- [Set exercise]: Copy out all lines where "Castello" appears.

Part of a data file
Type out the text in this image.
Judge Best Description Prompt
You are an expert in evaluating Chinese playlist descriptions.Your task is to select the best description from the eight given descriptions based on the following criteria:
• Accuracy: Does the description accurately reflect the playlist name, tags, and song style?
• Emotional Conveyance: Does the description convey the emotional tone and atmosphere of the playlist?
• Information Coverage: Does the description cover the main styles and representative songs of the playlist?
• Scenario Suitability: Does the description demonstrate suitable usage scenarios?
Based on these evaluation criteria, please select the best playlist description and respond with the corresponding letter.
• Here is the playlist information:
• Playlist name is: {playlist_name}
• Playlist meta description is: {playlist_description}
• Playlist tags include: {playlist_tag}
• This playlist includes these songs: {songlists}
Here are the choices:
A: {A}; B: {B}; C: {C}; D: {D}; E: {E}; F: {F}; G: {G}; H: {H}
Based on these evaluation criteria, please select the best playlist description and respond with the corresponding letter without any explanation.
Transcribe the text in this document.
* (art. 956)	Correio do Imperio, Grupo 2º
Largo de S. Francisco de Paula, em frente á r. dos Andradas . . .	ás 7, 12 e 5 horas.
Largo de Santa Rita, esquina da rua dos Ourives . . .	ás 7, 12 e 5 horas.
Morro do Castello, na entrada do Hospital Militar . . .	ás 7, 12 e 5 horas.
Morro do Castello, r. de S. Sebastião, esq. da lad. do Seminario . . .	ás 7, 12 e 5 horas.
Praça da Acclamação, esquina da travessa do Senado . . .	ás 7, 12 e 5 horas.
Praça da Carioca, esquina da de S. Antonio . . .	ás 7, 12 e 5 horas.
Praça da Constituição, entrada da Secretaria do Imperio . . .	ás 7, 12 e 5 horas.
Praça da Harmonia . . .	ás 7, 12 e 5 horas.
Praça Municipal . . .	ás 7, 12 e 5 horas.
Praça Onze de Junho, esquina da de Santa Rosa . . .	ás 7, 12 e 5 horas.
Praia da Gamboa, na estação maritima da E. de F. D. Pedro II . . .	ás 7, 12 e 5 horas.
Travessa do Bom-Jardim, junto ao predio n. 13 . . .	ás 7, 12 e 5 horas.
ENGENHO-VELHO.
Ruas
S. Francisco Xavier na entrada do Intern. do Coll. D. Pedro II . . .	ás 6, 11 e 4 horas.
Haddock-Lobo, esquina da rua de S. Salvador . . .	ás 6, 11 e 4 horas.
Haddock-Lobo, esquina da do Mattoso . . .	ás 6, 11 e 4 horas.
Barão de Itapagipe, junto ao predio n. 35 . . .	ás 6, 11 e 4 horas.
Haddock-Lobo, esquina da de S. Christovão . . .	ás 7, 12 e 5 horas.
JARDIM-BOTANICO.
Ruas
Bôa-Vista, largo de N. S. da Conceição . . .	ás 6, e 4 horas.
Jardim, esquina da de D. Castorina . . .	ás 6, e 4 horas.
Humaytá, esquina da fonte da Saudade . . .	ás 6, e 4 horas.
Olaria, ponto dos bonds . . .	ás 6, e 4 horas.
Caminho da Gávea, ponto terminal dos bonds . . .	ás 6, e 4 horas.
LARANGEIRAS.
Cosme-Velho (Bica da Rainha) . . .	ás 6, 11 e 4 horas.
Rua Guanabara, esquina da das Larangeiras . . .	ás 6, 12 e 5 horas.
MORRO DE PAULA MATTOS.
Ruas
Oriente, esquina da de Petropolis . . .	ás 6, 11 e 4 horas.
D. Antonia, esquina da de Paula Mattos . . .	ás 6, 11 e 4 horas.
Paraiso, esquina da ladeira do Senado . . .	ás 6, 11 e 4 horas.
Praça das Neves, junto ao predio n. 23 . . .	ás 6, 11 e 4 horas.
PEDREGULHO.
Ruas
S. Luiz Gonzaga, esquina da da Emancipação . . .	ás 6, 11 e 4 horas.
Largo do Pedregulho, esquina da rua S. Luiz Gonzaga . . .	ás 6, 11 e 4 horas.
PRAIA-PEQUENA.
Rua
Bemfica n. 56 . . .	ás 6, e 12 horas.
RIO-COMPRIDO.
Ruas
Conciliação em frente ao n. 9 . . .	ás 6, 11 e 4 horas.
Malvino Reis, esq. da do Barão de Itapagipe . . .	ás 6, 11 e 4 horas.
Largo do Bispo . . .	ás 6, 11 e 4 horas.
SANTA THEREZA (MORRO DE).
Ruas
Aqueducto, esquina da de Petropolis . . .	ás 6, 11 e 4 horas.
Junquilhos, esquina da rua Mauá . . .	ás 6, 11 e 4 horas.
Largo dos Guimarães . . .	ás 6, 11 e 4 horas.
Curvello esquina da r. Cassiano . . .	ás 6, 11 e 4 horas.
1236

- [Exercise result]:
Morro do Castello, na entrada do Hospital Militar . . .	ás 7, 12 e 5 horas.
Morro do Castello, r. de S. Sebastião, esq. da lad. do Seminario . . .	ás 7, 12 e 5 horas.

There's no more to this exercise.